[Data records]

□ □ □ □ □ □ □

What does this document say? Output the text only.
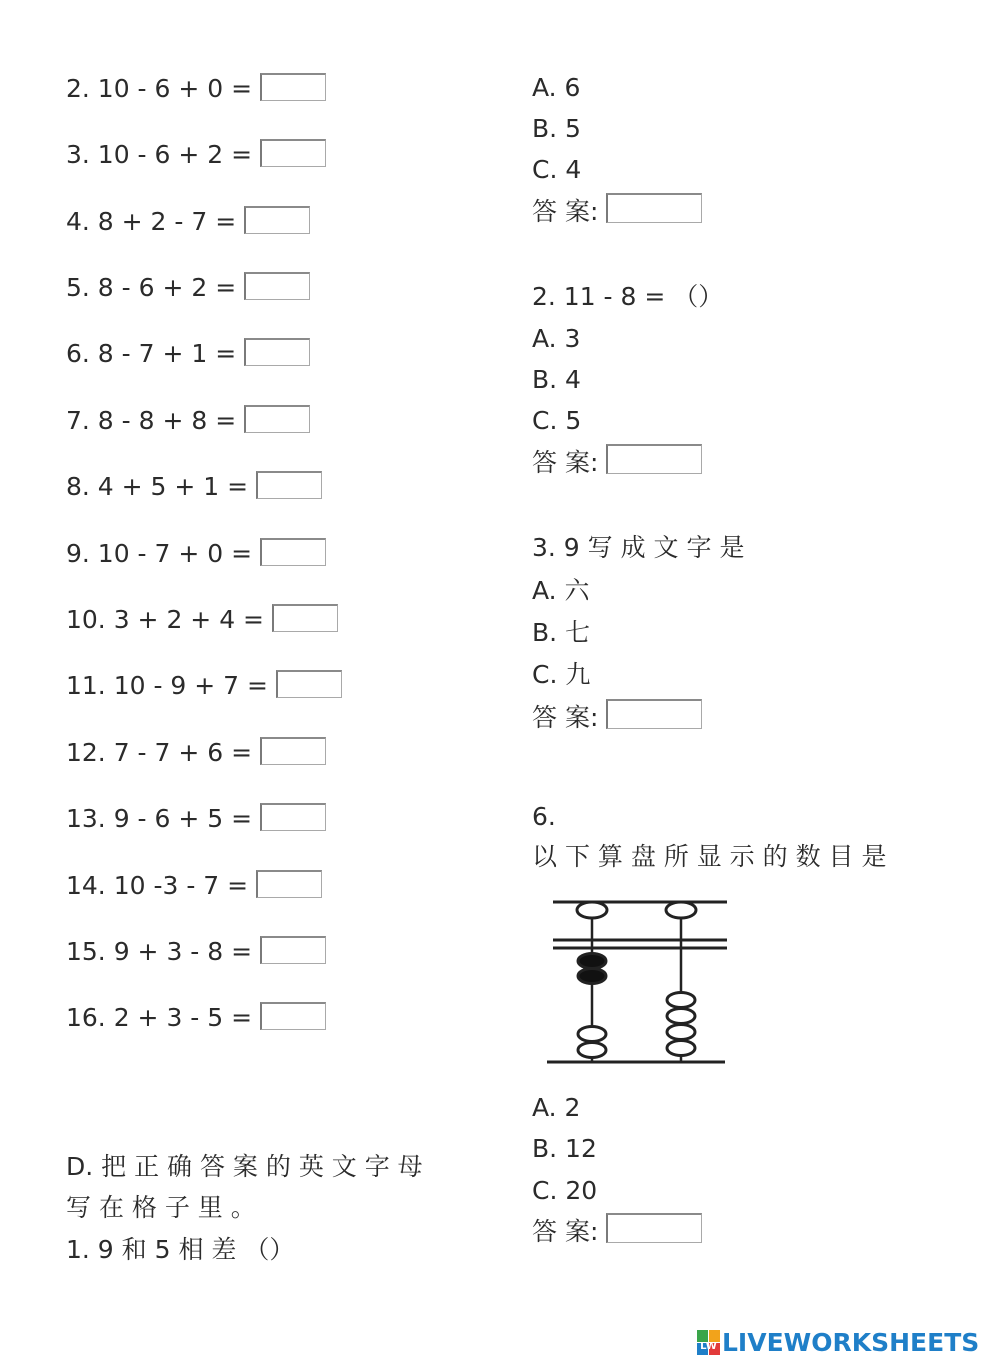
2. 10 - 6 + 0 =
3. 10 - 6 + 2 =
4. 8 + 2 - 7 =
5. 8 - 6 + 2 =
6. 8 - 7 + 1 =
7. 8 - 8 + 8 =
8. 4 + 5 + 1 =
9. 10 - 7 + 0 =
10. 3 + 2 + 4 =
11. 10 - 9 + 7 =
12. 7 - 7 + 6 =
13. 9 - 6 + 5 =
14. 10 -3 - 7 =
15. 9 + 3 - 8 =
16. 2 + 3 - 5 =
D. 把 正 确 答 案 的 英 文 字 母
写 在 格 子 里 。
1. 9 和 5 相 差 （）
A. 6
B. 5
C. 4
答 案:
2. 11 - 8 = （）
A. 3
B. 4
C. 5
答 案:
3. 9 写 成 文 字 是
A. 六
B. 七
C. 九
答 案:
6.
以 下 算 盘 所 显 示 的 数 目 是
A. 2
B. 12
C. 20
答 案:
LW LIVEWORKSHEETS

□ □ □ □ □ □ □

THE PROBLEM — Go through the material above and print all of it exactly, except the pictures.

OUTPUT OF THE TASK —
What does this document say? Output the text only.
2. 10 - 6 + 0 =
3. 10 - 6 + 2 =
4. 8 + 2 - 7 =
5. 8 - 6 + 2 =
6. 8 - 7 + 1 =
7. 8 - 8 + 8 =
8. 4 + 5 + 1 =
9. 10 - 7 + 0 =
10. 3 + 2 + 4 =
11. 10 - 9 + 7 =
12. 7 - 7 + 6 =
13. 9 - 6 + 5 =
14. 10 -3 - 7 =
15. 9 + 3 - 8 =
16. 2 + 3 - 5 =
D. 把 正 确 答 案 的 英 文 字 母
写 在 格 子 里 。
1. 9 和 5 相 差 （）
A. 6
B. 5
C. 4
答 案:
2. 11 - 8 = （）
A. 3
B. 4
C. 5
答 案:
3. 9 写 成 文 字 是
A. 六
B. 七
C. 九
答 案:
6.
以 下 算 盘 所 显 示 的 数 目 是
A. 2
B. 12
C. 20
答 案:
LW LIVEWORKSHEETS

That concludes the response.